───── Dataset rows ─────

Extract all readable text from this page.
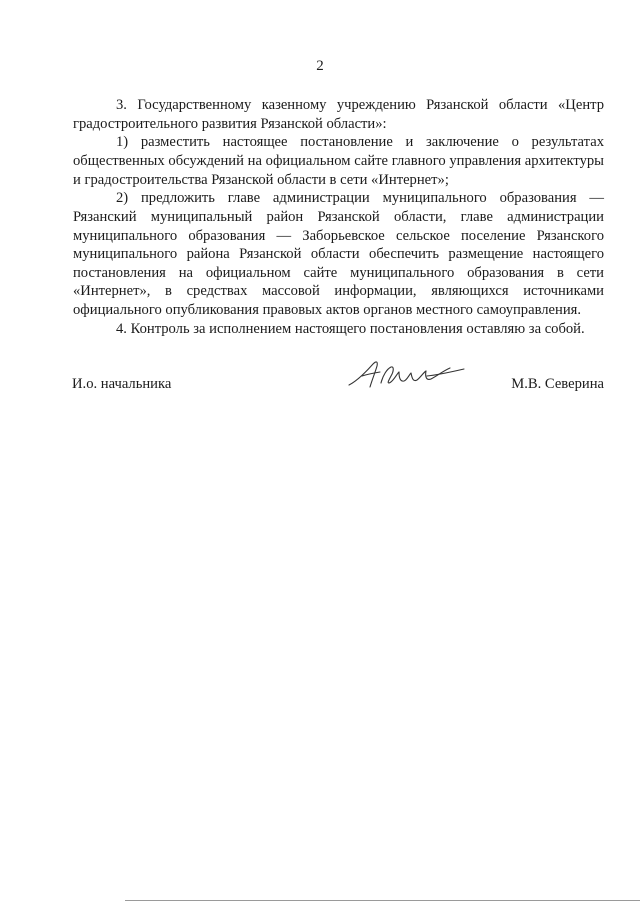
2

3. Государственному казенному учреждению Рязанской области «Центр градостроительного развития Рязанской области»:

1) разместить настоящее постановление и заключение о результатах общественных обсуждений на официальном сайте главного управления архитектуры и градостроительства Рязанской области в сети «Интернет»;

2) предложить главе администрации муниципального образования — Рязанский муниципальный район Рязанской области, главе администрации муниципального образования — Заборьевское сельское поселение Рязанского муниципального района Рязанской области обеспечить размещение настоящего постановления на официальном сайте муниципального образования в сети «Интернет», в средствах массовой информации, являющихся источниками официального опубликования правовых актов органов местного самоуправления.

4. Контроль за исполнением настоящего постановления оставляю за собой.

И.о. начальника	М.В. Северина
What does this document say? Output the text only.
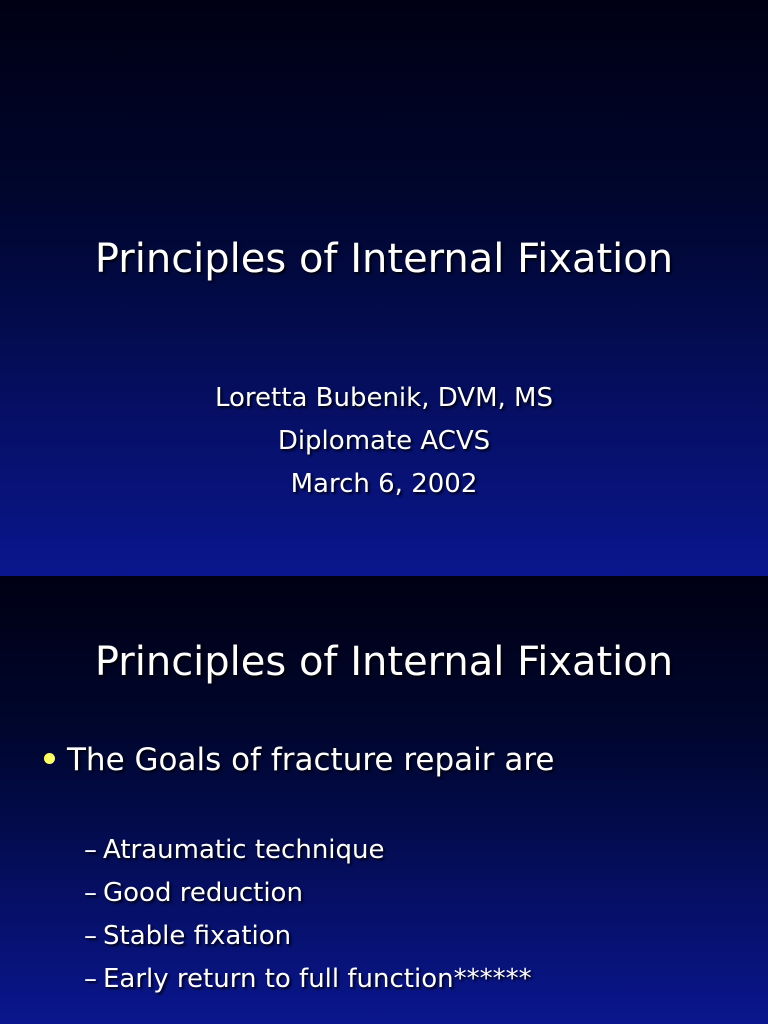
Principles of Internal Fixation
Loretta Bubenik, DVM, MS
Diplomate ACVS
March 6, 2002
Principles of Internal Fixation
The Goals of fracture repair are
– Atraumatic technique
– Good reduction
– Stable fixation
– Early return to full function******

─────

_Exercise goal_:
For each line of the entries that includes "text", show that line.

_Complete output_:
Extract all readable text from this page.
What does this document say? Output the text only.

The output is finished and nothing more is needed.